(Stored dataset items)
--------------------------------------------------

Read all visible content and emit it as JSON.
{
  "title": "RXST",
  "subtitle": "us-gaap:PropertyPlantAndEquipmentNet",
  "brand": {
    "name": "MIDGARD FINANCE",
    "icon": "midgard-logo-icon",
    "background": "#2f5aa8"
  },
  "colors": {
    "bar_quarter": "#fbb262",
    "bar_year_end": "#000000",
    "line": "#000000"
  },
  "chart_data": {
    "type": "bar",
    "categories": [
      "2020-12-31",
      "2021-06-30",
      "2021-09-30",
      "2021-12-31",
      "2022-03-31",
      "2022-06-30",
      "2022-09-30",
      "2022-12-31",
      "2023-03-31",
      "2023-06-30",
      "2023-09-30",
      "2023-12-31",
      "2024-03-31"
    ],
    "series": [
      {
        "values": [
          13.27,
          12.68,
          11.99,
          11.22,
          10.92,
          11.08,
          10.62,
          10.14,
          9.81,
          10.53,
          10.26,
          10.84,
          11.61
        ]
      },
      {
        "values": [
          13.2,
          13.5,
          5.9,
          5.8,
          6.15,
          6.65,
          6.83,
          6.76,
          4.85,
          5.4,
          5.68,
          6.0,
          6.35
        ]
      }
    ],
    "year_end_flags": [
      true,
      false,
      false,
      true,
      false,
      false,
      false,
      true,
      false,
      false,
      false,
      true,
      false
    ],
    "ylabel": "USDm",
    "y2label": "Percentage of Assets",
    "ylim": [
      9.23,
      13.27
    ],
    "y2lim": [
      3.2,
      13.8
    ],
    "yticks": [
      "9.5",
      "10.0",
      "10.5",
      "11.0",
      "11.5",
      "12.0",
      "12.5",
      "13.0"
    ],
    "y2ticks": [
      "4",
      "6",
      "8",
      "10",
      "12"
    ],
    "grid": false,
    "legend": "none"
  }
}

--------------------------------------------------

__Instruction__:
From the preceding material, extract every line exactly.

__Written response__:
Read all visible content and emit it as JSON.
{
  "title": "RXST",
  "subtitle": "us-gaap:PropertyPlantAndEquipmentNet",
  "brand": {
    "name": "MIDGARD FINANCE",
    "icon": "midgard-logo-icon",
    "background": "#2f5aa8"
  },
  "colors": {
    "bar_quarter": "#fbb262",
    "bar_year_end": "#000000",
    "line": "#000000"
  },
  "chart_data": {
    "type": "bar",
    "categories": [
      "2020-12-31",
      "2021-06-30",
      "2021-09-30",
      "2021-12-31",
      "2022-03-31",
      "2022-06-30",
      "2022-09-30",
      "2022-12-31",
      "2023-03-31",
      "2023-06-30",
      "2023-09-30",
      "2023-12-31",
      "2024-03-31"
    ],
    "series": [
      {
        "values": [
          13.27,
          12.68,
          11.99,
          11.22,
          10.92,
          11.08,
          10.62,
          10.14,
          9.81,
          10.53,
          10.26,
          10.84,
          11.61
        ]
      },
      {
        "values": [
          13.2,
          13.5,
          5.9,
          5.8,
          6.15,
          6.65,
          6.83,
          6.76,
          4.85,
          5.4,
          5.68,
          6.0,
          6.35
        ]
      }
    ],
    "year_end_flags": [
      true,
      false,
      false,
      true,
      false,
      false,
      false,
      true,
      false,
      false,
      false,
      true,
      false
    ],
    "ylabel": "USDm",
    "y2label": "Percentage of Assets",
    "ylim": [
      9.23,
      13.27
    ],
    "y2lim": [
      3.2,
      13.8
    ],
    "yticks": [
      "9.5",
      "10.0",
      "10.5",
      "11.0",
      "11.5",
      "12.0",
      "12.5",
      "13.0"
    ],
    "y2ticks": [
      "4",
      "6",
      "8",
      "10",
      "12"
    ],
    "grid": false,
    "legend": "none"
  }
}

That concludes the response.